Set exercise
Reproduce all the lines below, substituting "legend-item" for each occurrence of "legend-entry". Leave everything else unchanged.

(Source data)
---+---

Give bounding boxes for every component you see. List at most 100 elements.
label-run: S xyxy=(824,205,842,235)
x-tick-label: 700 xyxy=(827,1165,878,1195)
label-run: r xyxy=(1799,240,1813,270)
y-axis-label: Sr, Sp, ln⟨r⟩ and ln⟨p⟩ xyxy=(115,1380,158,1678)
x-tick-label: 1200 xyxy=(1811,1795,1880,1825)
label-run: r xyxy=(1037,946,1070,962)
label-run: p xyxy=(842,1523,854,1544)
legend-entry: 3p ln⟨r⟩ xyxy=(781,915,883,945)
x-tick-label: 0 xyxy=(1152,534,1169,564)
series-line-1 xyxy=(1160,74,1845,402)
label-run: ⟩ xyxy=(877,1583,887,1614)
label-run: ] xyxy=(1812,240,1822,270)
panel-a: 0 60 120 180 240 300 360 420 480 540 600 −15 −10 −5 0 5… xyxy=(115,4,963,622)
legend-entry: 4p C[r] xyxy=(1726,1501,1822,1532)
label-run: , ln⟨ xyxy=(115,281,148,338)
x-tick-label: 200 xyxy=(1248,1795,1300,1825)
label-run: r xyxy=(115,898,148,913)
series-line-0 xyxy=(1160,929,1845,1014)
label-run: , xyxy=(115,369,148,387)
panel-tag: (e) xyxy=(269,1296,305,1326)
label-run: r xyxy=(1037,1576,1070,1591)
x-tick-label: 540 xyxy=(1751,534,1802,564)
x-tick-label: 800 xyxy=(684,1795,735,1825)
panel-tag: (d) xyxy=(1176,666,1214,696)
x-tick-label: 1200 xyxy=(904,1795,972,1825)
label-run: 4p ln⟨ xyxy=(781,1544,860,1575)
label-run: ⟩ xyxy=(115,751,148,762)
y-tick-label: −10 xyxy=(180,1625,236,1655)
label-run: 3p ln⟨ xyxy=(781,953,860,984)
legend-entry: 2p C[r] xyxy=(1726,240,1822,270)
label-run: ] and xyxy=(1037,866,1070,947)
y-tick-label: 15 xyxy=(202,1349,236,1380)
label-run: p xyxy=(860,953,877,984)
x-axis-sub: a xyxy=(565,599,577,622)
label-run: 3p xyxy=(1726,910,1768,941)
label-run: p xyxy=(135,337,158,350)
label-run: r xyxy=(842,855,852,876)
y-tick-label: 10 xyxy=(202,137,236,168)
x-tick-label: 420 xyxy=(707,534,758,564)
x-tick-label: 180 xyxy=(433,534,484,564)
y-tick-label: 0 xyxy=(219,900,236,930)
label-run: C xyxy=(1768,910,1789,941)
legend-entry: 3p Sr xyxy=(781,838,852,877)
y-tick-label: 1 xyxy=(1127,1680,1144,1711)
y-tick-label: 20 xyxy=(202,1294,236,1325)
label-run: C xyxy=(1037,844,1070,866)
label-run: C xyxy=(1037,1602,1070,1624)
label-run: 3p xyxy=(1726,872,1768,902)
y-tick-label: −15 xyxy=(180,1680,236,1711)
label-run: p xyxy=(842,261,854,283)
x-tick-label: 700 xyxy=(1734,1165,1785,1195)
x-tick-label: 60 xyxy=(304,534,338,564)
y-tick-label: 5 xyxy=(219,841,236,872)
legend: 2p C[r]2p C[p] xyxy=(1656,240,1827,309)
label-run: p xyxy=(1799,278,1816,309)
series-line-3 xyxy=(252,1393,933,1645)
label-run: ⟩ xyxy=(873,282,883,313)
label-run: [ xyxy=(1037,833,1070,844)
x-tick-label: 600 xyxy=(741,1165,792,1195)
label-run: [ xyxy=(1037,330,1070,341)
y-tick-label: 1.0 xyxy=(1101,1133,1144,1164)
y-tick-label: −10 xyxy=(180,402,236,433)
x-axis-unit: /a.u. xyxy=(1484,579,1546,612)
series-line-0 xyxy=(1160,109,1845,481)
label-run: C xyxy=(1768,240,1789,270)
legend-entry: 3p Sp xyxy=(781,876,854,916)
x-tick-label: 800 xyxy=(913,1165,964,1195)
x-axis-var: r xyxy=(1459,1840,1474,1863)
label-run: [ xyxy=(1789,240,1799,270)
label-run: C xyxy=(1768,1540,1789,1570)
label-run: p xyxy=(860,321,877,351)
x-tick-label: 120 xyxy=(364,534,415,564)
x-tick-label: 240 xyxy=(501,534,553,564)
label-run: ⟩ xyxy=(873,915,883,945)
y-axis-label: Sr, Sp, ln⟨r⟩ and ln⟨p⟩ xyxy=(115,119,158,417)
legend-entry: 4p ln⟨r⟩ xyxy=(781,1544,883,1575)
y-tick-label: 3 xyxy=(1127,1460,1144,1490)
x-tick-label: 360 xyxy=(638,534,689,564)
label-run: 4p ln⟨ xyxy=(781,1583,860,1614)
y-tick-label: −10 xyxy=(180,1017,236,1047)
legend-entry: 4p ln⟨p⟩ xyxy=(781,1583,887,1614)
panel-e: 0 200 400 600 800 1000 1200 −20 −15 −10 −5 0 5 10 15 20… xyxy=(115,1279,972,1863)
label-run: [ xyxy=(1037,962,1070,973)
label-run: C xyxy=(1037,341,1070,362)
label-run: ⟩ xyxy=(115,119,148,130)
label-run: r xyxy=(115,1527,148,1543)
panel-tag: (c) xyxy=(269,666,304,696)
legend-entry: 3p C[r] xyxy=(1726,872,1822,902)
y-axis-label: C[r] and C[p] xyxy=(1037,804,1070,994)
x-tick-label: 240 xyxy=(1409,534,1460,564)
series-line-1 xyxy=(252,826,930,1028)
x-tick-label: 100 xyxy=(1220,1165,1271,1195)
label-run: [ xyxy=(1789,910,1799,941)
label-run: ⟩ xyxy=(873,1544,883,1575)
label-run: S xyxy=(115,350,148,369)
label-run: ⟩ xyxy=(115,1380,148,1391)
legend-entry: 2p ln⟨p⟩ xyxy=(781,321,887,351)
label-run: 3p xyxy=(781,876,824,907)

---+---

Answer in full
Give bounding boxes for every component you see. List at most 100 elements.
label-run: S xyxy=(824,205,842,235)
x-tick-label: 700 xyxy=(827,1165,878,1195)
label-run: r xyxy=(1799,240,1813,270)
y-axis-label: Sr, Sp, ln⟨r⟩ and ln⟨p⟩ xyxy=(115,1380,158,1678)
x-tick-label: 1200 xyxy=(1811,1795,1880,1825)
label-run: r xyxy=(1037,946,1070,962)
label-run: p xyxy=(842,1523,854,1544)
legend-item: 3p ln⟨r⟩ xyxy=(781,915,883,945)
x-tick-label: 0 xyxy=(1152,534,1169,564)
series-line-1 xyxy=(1160,74,1845,402)
label-run: ⟩ xyxy=(877,1583,887,1614)
label-run: ] xyxy=(1812,240,1822,270)
panel-a: 0 60 120 180 240 300 360 420 480 540 600 −15 −10 −5 0 5… xyxy=(115,4,963,622)
legend-item: 4p C[r] xyxy=(1726,1501,1822,1532)
label-run: , ln⟨ xyxy=(115,281,148,338)
x-tick-label: 200 xyxy=(1248,1795,1300,1825)
label-run: r xyxy=(115,898,148,913)
series-line-0 xyxy=(1160,929,1845,1014)
label-run: , xyxy=(115,369,148,387)
panel-tag: (e) xyxy=(269,1296,305,1326)
label-run: r xyxy=(1037,1576,1070,1591)
x-tick-label: 540 xyxy=(1751,534,1802,564)
x-tick-label: 800 xyxy=(684,1795,735,1825)
panel-tag: (d) xyxy=(1176,666,1214,696)
x-tick-label: 1200 xyxy=(904,1795,972,1825)
label-run: 4p ln⟨ xyxy=(781,1544,860,1575)
label-run: ⟩ xyxy=(115,751,148,762)
y-tick-label: −10 xyxy=(180,1625,236,1655)
label-run: 3p ln⟨ xyxy=(781,953,860,984)
legend-item: 2p C[r] xyxy=(1726,240,1822,270)
label-run: ] and xyxy=(1037,866,1070,947)
y-tick-label: 15 xyxy=(202,1349,236,1380)
label-run: p xyxy=(860,953,877,984)
x-axis-sub: a xyxy=(565,599,577,622)
label-run: 3p xyxy=(1726,910,1768,941)
label-run: p xyxy=(135,337,158,350)
label-run: r xyxy=(842,855,852,876)
y-tick-label: 10 xyxy=(202,137,236,168)
x-tick-label: 420 xyxy=(707,534,758,564)
x-tick-label: 180 xyxy=(433,534,484,564)
y-tick-label: 0 xyxy=(219,900,236,930)
label-run: C xyxy=(1768,910,1789,941)
legend-item: 3p Sr xyxy=(781,838,852,877)
y-tick-label: 1 xyxy=(1127,1680,1144,1711)
y-tick-label: 20 xyxy=(202,1294,236,1325)
label-run: C xyxy=(1037,844,1070,866)
label-run: C xyxy=(1037,1602,1070,1624)
label-run: 3p xyxy=(1726,872,1768,902)
y-tick-label: −15 xyxy=(180,1680,236,1711)
label-run: p xyxy=(842,261,854,283)
x-tick-label: 700 xyxy=(1734,1165,1785,1195)
x-tick-label: 60 xyxy=(304,534,338,564)
y-tick-label: 5 xyxy=(219,841,236,872)
legend: 2p C[r]2p C[p] xyxy=(1656,240,1827,309)
label-run: p xyxy=(1799,278,1816,309)
series-line-3 xyxy=(252,1393,933,1645)
label-run: ⟩ xyxy=(873,282,883,313)
label-run: [ xyxy=(1037,833,1070,844)
x-tick-label: 600 xyxy=(741,1165,792,1195)
label-run: [ xyxy=(1037,330,1070,341)
y-tick-label: 1.0 xyxy=(1101,1133,1144,1164)
y-tick-label: −10 xyxy=(180,402,236,433)
x-axis-unit: /a.u. xyxy=(1484,579,1546,612)
series-line-0 xyxy=(1160,109,1845,481)
label-run: C xyxy=(1768,240,1789,270)
legend-item: 3p Sp xyxy=(781,876,854,916)
x-tick-label: 800 xyxy=(913,1165,964,1195)
x-axis-var: r xyxy=(1459,1840,1474,1863)
label-run: [ xyxy=(1789,240,1799,270)
label-run: C xyxy=(1768,1540,1789,1570)
label-run: p xyxy=(860,321,877,351)
x-tick-label: 120 xyxy=(364,534,415,564)
x-tick-label: 240 xyxy=(501,534,553,564)
label-run: ⟩ xyxy=(873,915,883,945)
y-axis-label: Sr, Sp, ln⟨r⟩ and ln⟨p⟩ xyxy=(115,119,158,417)
legend-item: 4p ln⟨r⟩ xyxy=(781,1544,883,1575)
y-tick-label: 3 xyxy=(1127,1460,1144,1490)
x-tick-label: 360 xyxy=(638,534,689,564)
label-run: 4p ln⟨ xyxy=(781,1583,860,1614)
y-tick-label: −10 xyxy=(180,1017,236,1047)
legend-item: 4p ln⟨p⟩ xyxy=(781,1583,887,1614)
panel-e: 0 200 400 600 800 1000 1200 −20 −15 −10 −5 0 5 10 15 20… xyxy=(115,1279,972,1863)
label-run: [ xyxy=(1037,962,1070,973)
label-run: C xyxy=(1037,341,1070,362)
label-run: ⟩ xyxy=(115,119,148,130)
label-run: r xyxy=(115,1527,148,1543)
panel-tag: (c) xyxy=(269,666,304,696)
legend-item: 3p C[r] xyxy=(1726,872,1822,902)
y-axis-label: C[r] and C[p] xyxy=(1037,804,1070,994)
x-tick-label: 240 xyxy=(1409,534,1460,564)
series-line-1 xyxy=(252,826,930,1028)
x-tick-label: 100 xyxy=(1220,1165,1271,1195)
label-run: [ xyxy=(1789,910,1799,941)
label-run: ⟩ xyxy=(873,1544,883,1575)
label-run: S xyxy=(115,350,148,369)
label-run: ⟩ xyxy=(115,1380,148,1391)
legend-item: 2p ln⟨p⟩ xyxy=(781,321,887,351)
label-run: 3p xyxy=(781,876,824,907)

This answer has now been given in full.